* The problem:
Could you print all the entries exactly?

»»

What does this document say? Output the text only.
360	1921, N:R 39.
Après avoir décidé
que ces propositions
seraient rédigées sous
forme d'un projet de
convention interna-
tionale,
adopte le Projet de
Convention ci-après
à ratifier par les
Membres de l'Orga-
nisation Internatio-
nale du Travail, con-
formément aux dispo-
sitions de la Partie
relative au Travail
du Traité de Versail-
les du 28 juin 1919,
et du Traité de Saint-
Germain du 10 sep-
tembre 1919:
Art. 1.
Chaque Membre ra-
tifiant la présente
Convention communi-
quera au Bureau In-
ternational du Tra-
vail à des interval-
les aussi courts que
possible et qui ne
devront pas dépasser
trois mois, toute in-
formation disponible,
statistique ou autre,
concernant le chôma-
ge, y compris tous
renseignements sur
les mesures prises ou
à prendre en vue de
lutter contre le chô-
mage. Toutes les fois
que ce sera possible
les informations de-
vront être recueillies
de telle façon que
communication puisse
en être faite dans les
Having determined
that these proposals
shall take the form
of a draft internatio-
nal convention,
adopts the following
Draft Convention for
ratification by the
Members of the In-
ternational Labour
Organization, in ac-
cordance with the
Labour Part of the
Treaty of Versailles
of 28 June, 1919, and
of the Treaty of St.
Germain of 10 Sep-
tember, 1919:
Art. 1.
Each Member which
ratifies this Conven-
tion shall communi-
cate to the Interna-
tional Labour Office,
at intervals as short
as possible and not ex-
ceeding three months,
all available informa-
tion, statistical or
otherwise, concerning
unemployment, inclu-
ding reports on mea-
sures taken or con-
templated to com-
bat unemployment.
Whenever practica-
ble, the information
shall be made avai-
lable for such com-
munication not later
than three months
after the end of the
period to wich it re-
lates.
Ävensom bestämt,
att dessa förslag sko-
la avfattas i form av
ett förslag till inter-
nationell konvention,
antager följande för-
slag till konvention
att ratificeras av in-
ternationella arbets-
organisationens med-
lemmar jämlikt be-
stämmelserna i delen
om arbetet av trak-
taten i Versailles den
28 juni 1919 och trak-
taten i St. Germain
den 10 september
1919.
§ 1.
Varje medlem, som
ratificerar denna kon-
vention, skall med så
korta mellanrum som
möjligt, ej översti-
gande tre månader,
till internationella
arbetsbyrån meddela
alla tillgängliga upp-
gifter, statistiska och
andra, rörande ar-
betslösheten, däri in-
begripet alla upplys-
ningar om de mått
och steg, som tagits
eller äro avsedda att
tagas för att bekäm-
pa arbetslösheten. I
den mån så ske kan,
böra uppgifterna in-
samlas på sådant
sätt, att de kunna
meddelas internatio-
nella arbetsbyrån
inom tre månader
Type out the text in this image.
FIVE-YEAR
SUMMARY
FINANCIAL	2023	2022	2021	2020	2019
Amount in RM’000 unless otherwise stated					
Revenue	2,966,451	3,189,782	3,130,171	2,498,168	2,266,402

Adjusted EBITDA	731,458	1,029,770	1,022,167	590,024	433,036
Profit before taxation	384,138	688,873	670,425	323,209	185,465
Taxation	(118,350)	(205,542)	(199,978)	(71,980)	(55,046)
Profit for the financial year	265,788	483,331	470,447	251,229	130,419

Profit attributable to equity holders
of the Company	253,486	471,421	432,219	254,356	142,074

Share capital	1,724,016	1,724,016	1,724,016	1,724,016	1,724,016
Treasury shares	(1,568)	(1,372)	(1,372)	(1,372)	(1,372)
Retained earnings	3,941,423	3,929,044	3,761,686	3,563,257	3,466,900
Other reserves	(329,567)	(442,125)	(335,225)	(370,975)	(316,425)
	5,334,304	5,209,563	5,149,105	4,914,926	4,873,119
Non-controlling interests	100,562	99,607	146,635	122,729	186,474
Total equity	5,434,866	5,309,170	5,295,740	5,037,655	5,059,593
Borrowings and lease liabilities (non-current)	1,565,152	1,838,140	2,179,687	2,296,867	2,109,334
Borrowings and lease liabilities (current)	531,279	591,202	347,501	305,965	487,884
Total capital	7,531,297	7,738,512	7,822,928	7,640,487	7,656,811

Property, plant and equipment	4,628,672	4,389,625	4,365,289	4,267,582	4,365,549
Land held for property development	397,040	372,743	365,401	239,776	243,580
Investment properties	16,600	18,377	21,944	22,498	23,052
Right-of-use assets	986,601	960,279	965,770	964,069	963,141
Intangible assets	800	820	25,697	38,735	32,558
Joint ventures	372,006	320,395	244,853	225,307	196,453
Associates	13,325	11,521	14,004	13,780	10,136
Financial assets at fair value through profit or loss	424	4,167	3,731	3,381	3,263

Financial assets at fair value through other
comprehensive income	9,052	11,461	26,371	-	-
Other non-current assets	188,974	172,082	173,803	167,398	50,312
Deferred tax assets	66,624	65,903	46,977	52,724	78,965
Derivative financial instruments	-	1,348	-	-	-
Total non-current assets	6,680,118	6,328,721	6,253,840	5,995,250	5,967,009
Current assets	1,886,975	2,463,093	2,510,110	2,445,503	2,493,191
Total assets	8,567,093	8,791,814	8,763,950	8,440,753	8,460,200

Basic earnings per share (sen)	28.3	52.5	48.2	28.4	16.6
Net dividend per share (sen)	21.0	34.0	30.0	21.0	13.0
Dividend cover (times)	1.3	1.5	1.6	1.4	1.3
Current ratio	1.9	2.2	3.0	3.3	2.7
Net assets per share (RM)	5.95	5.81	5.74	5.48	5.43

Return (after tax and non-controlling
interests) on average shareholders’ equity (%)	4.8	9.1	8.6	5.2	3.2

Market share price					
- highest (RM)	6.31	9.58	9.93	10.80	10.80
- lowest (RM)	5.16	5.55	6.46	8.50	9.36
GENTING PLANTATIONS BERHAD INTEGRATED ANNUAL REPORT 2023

««

* Answer for this exercise:
What does this document say? Output the text only.
360	1921, N:R 39.
Après avoir décidé
que ces propositions
seraient rédigées sous
forme d'un projet de
convention interna-
tionale,
adopte le Projet de
Convention ci-après
à ratifier par les
Membres de l'Orga-
nisation Internatio-
nale du Travail, con-
formément aux dispo-
sitions de la Partie
relative au Travail
du Traité de Versail-
les du 28 juin 1919,
et du Traité de Saint-
Germain du 10 sep-
tembre 1919:
Art. 1.
Chaque Membre ra-
tifiant la présente
Convention communi-
quera au Bureau In-
ternational du Tra-
vail à des interval-
les aussi courts que
possible et qui ne
devront pas dépasser
trois mois, toute in-
formation disponible,
statistique ou autre,
concernant le chôma-
ge, y compris tous
renseignements sur
les mesures prises ou
à prendre en vue de
lutter contre le chô-
mage. Toutes les fois
que ce sera possible
les informations de-
vront être recueillies
de telle façon que
communication puisse
en être faite dans les
Having determined
that these proposals
shall take the form
of a draft internatio-
nal convention,
adopts the following
Draft Convention for
ratification by the
Members of the In-
ternational Labour
Organization, in ac-
cordance with the
Labour Part of the
Treaty of Versailles
of 28 June, 1919, and
of the Treaty of St.
Germain of 10 Sep-
tember, 1919:
Art. 1.
Each Member which
ratifies this Conven-
tion shall communi-
cate to the Interna-
tional Labour Office,
at intervals as short
as possible and not ex-
ceeding three months,
all available informa-
tion, statistical or
otherwise, concerning
unemployment, inclu-
ding reports on mea-
sures taken or con-
templated to com-
bat unemployment.
Whenever practica-
ble, the information
shall be made avai-
lable for such com-
munication not later
than three months
after the end of the
period to wich it re-
lates.
Ävensom bestämt,
att dessa förslag sko-
la avfattas i form av
ett förslag till inter-
nationell konvention,
antager följande för-
slag till konvention
att ratificeras av in-
ternationella arbets-
organisationens med-
lemmar jämlikt be-
stämmelserna i delen
om arbetet av trak-
taten i Versailles den
28 juni 1919 och trak-
taten i St. Germain
den 10 september
1919.
§ 1.
Varje medlem, som
ratificerar denna kon-
vention, skall med så
korta mellanrum som
möjligt, ej översti-
gande tre månader,
till internationella
arbetsbyrån meddela
alla tillgängliga upp-
gifter, statistiska och
andra, rörande ar-
betslösheten, däri in-
begripet alla upplys-
ningar om de mått
och steg, som tagits
eller äro avsedda att
tagas för att bekäm-
pa arbetslösheten. I
den mån så ske kan,
böra uppgifterna in-
samlas på sådant
sätt, att de kunna
meddelas internatio-
nella arbetsbyrån
inom tre månader
Type out the text in this image.
FIVE-YEAR
SUMMARY
FINANCIAL	2023	2022	2021	2020	2019
Amount in RM’000 unless otherwise stated					
Revenue	2,966,451	3,189,782	3,130,171	2,498,168	2,266,402

Adjusted EBITDA	731,458	1,029,770	1,022,167	590,024	433,036
Profit before taxation	384,138	688,873	670,425	323,209	185,465
Taxation	(118,350)	(205,542)	(199,978)	(71,980)	(55,046)
Profit for the financial year	265,788	483,331	470,447	251,229	130,419

Profit attributable to equity holders
of the Company	253,486	471,421	432,219	254,356	142,074

Share capital	1,724,016	1,724,016	1,724,016	1,724,016	1,724,016
Treasury shares	(1,568)	(1,372)	(1,372)	(1,372)	(1,372)
Retained earnings	3,941,423	3,929,044	3,761,686	3,563,257	3,466,900
Other reserves	(329,567)	(442,125)	(335,225)	(370,975)	(316,425)
	5,334,304	5,209,563	5,149,105	4,914,926	4,873,119
Non-controlling interests	100,562	99,607	146,635	122,729	186,474
Total equity	5,434,866	5,309,170	5,295,740	5,037,655	5,059,593
Borrowings and lease liabilities (non-current)	1,565,152	1,838,140	2,179,687	2,296,867	2,109,334
Borrowings and lease liabilities (current)	531,279	591,202	347,501	305,965	487,884
Total capital	7,531,297	7,738,512	7,822,928	7,640,487	7,656,811

Property, plant and equipment	4,628,672	4,389,625	4,365,289	4,267,582	4,365,549
Land held for property development	397,040	372,743	365,401	239,776	243,580
Investment properties	16,600	18,377	21,944	22,498	23,052
Right-of-use assets	986,601	960,279	965,770	964,069	963,141
Intangible assets	800	820	25,697	38,735	32,558
Joint ventures	372,006	320,395	244,853	225,307	196,453
Associates	13,325	11,521	14,004	13,780	10,136
Financial assets at fair value through profit or loss	424	4,167	3,731	3,381	3,263

Financial assets at fair value through other
comprehensive income	9,052	11,461	26,371	-	-
Other non-current assets	188,974	172,082	173,803	167,398	50,312
Deferred tax assets	66,624	65,903	46,977	52,724	78,965
Derivative financial instruments	-	1,348	-	-	-
Total non-current assets	6,680,118	6,328,721	6,253,840	5,995,250	5,967,009
Current assets	1,886,975	2,463,093	2,510,110	2,445,503	2,493,191
Total assets	8,567,093	8,791,814	8,763,950	8,440,753	8,460,200

Basic earnings per share (sen)	28.3	52.5	48.2	28.4	16.6
Net dividend per share (sen)	21.0	34.0	30.0	21.0	13.0
Dividend cover (times)	1.3	1.5	1.6	1.4	1.3
Current ratio	1.9	2.2	3.0	3.3	2.7
Net assets per share (RM)	5.95	5.81	5.74	5.48	5.43

Return (after tax and non-controlling
interests) on average shareholders’ equity (%)	4.8	9.1	8.6	5.2	3.2

Market share price					
- highest (RM)	6.31	9.58	9.93	10.80	10.80
- lowest (RM)	5.16	5.55	6.46	8.50	9.36
GENTING PLANTATIONS BERHAD INTEGRATED ANNUAL REPORT 2023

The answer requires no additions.